Segment Start: GIVEN RECORDS

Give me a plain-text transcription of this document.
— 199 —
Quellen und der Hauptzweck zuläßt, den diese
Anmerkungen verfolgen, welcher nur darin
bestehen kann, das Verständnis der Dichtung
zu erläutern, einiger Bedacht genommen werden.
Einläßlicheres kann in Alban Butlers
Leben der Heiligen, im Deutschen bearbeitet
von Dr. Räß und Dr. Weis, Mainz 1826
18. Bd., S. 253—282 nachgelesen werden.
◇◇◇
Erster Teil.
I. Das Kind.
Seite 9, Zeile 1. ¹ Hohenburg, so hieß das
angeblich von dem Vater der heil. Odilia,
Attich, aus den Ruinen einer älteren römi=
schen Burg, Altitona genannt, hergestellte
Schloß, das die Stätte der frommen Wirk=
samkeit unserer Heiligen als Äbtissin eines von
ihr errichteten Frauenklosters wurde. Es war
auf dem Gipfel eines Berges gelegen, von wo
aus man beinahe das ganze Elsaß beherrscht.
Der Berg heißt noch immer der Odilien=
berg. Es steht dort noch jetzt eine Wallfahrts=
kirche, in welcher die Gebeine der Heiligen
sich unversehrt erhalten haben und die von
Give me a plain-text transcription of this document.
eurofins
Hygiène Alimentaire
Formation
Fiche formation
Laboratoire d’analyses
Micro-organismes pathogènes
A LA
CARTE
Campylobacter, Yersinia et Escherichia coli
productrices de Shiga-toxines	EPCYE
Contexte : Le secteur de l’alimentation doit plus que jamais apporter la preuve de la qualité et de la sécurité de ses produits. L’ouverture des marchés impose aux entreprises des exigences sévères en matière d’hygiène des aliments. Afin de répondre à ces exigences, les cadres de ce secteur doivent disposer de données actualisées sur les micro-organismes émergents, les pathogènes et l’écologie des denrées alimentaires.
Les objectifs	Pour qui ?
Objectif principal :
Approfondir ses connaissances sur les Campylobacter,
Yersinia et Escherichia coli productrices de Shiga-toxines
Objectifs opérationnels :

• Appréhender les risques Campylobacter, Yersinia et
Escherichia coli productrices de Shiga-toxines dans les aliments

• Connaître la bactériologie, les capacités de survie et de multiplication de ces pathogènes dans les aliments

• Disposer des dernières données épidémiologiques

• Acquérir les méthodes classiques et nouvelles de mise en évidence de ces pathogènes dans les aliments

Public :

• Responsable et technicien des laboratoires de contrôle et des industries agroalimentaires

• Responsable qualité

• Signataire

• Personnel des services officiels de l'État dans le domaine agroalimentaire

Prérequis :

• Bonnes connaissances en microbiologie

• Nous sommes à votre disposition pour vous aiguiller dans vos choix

Segment End: GIVEN RECORDS

• _WORK TO BE COMPLETED_:
Within the entries above, find each line where "Responsable" appears; copy every one.

• _WRITTEN SOLUTION_:
• Responsable et technicien des laboratoires de contrôle et des industries agroalimentaires
• Responsable qualité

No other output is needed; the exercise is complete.